**Exercise details**.
Return the records exactly as they are.

[Start of section]

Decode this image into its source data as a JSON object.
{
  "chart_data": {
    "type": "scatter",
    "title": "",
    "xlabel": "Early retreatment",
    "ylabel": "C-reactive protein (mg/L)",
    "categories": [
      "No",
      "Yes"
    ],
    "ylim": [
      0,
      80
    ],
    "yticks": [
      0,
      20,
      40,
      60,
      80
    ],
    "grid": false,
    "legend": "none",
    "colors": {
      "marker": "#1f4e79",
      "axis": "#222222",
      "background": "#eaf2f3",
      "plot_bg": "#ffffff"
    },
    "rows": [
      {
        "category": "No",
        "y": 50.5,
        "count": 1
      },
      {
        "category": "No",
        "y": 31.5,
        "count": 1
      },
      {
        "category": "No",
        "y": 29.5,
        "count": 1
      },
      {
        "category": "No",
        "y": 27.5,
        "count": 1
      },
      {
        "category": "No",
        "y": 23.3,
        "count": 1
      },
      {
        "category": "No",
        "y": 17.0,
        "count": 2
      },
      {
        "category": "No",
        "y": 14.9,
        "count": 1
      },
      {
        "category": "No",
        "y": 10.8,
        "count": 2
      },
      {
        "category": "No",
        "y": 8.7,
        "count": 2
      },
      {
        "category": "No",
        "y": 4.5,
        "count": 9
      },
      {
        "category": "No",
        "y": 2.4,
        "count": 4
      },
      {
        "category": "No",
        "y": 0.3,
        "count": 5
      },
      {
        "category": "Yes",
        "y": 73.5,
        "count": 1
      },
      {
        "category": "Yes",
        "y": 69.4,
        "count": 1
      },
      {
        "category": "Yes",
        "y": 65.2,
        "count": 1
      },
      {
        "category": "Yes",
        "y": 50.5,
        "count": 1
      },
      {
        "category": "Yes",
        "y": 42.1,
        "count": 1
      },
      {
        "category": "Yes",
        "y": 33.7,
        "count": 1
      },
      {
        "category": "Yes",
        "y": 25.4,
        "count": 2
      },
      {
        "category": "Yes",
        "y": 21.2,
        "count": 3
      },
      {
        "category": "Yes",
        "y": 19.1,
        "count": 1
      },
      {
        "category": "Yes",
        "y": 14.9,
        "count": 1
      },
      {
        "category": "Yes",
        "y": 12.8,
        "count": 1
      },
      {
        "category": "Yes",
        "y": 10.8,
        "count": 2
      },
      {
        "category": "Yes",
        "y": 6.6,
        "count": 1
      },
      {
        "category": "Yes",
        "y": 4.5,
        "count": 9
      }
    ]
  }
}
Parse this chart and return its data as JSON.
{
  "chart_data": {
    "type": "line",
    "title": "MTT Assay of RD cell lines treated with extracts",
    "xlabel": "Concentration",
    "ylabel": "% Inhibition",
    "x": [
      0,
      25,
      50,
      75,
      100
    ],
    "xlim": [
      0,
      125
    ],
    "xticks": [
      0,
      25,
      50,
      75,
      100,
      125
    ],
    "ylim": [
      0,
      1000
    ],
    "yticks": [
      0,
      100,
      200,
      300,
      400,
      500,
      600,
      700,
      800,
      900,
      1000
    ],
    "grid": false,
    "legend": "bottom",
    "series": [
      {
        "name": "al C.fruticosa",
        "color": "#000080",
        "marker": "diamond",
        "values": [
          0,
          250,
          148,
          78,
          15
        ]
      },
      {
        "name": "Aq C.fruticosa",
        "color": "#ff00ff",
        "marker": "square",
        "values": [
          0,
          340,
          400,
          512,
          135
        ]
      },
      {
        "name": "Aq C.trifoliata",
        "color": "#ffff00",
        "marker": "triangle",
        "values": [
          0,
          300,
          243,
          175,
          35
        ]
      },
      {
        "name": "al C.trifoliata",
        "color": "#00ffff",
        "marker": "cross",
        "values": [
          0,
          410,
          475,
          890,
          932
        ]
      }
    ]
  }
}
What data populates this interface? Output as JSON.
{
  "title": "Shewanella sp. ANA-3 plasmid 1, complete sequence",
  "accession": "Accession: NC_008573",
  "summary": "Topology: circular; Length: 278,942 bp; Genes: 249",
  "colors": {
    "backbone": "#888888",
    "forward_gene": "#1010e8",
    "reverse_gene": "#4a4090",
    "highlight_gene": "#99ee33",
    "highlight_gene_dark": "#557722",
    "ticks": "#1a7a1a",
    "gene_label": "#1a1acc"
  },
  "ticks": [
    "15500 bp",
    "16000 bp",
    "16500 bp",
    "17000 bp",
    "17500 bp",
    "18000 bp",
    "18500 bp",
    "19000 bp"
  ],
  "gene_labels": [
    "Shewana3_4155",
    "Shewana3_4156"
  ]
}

[End of section]

**Result**.
Decode this image into its source data as a JSON object.
{
  "chart_data": {
    "type": "scatter",
    "title": "",
    "xlabel": "Early retreatment",
    "ylabel": "C-reactive protein (mg/L)",
    "categories": [
      "No",
      "Yes"
    ],
    "ylim": [
      0,
      80
    ],
    "yticks": [
      0,
      20,
      40,
      60,
      80
    ],
    "grid": false,
    "legend": "none",
    "colors": {
      "marker": "#1f4e79",
      "axis": "#222222",
      "background": "#eaf2f3",
      "plot_bg": "#ffffff"
    },
    "rows": [
      {
        "category": "No",
        "y": 50.5,
        "count": 1
      },
      {
        "category": "No",
        "y": 31.5,
        "count": 1
      },
      {
        "category": "No",
        "y": 29.5,
        "count": 1
      },
      {
        "category": "No",
        "y": 27.5,
        "count": 1
      },
      {
        "category": "No",
        "y": 23.3,
        "count": 1
      },
      {
        "category": "No",
        "y": 17.0,
        "count": 2
      },
      {
        "category": "No",
        "y": 14.9,
        "count": 1
      },
      {
        "category": "No",
        "y": 10.8,
        "count": 2
      },
      {
        "category": "No",
        "y": 8.7,
        "count": 2
      },
      {
        "category": "No",
        "y": 4.5,
        "count": 9
      },
      {
        "category": "No",
        "y": 2.4,
        "count": 4
      },
      {
        "category": "No",
        "y": 0.3,
        "count": 5
      },
      {
        "category": "Yes",
        "y": 73.5,
        "count": 1
      },
      {
        "category": "Yes",
        "y": 69.4,
        "count": 1
      },
      {
        "category": "Yes",
        "y": 65.2,
        "count": 1
      },
      {
        "category": "Yes",
        "y": 50.5,
        "count": 1
      },
      {
        "category": "Yes",
        "y": 42.1,
        "count": 1
      },
      {
        "category": "Yes",
        "y": 33.7,
        "count": 1
      },
      {
        "category": "Yes",
        "y": 25.4,
        "count": 2
      },
      {
        "category": "Yes",
        "y": 21.2,
        "count": 3
      },
      {
        "category": "Yes",
        "y": 19.1,
        "count": 1
      },
      {
        "category": "Yes",
        "y": 14.9,
        "count": 1
      },
      {
        "category": "Yes",
        "y": 12.8,
        "count": 1
      },
      {
        "category": "Yes",
        "y": 10.8,
        "count": 2
      },
      {
        "category": "Yes",
        "y": 6.6,
        "count": 1
      },
      {
        "category": "Yes",
        "y": 4.5,
        "count": 9
      }
    ]
  }
}
Parse this chart and return its data as JSON.
{
  "chart_data": {
    "type": "line",
    "title": "MTT Assay of RD cell lines treated with extracts",
    "xlabel": "Concentration",
    "ylabel": "% Inhibition",
    "x": [
      0,
      25,
      50,
      75,
      100
    ],
    "xlim": [
      0,
      125
    ],
    "xticks": [
      0,
      25,
      50,
      75,
      100,
      125
    ],
    "ylim": [
      0,
      1000
    ],
    "yticks": [
      0,
      100,
      200,
      300,
      400,
      500,
      600,
      700,
      800,
      900,
      1000
    ],
    "grid": false,
    "legend": "bottom",
    "series": [
      {
        "name": "al C.fruticosa",
        "color": "#000080",
        "marker": "diamond",
        "values": [
          0,
          250,
          148,
          78,
          15
        ]
      },
      {
        "name": "Aq C.fruticosa",
        "color": "#ff00ff",
        "marker": "square",
        "values": [
          0,
          340,
          400,
          512,
          135
        ]
      },
      {
        "name": "Aq C.trifoliata",
        "color": "#ffff00",
        "marker": "triangle",
        "values": [
          0,
          300,
          243,
          175,
          35
        ]
      },
      {
        "name": "al C.trifoliata",
        "color": "#00ffff",
        "marker": "cross",
        "values": [
          0,
          410,
          475,
          890,
          932
        ]
      }
    ]
  }
}
What data populates this interface? Output as JSON.
{
  "title": "Shewanella sp. ANA-3 plasmid 1, complete sequence",
  "accession": "Accession: NC_008573",
  "summary": "Topology: circular; Length: 278,942 bp; Genes: 249",
  "colors": {
    "backbone": "#888888",
    "forward_gene": "#1010e8",
    "reverse_gene": "#4a4090",
    "highlight_gene": "#99ee33",
    "highlight_gene_dark": "#557722",
    "ticks": "#1a7a1a",
    "gene_label": "#1a1acc"
  },
  "ticks": [
    "15500 bp",
    "16000 bp",
    "16500 bp",
    "17000 bp",
    "17500 bp",
    "18000 bp",
    "18500 bp",
    "19000 bp"
  ],
  "gene_labels": [
    "Shewana3_4155",
    "Shewana3_4156"
  ]
}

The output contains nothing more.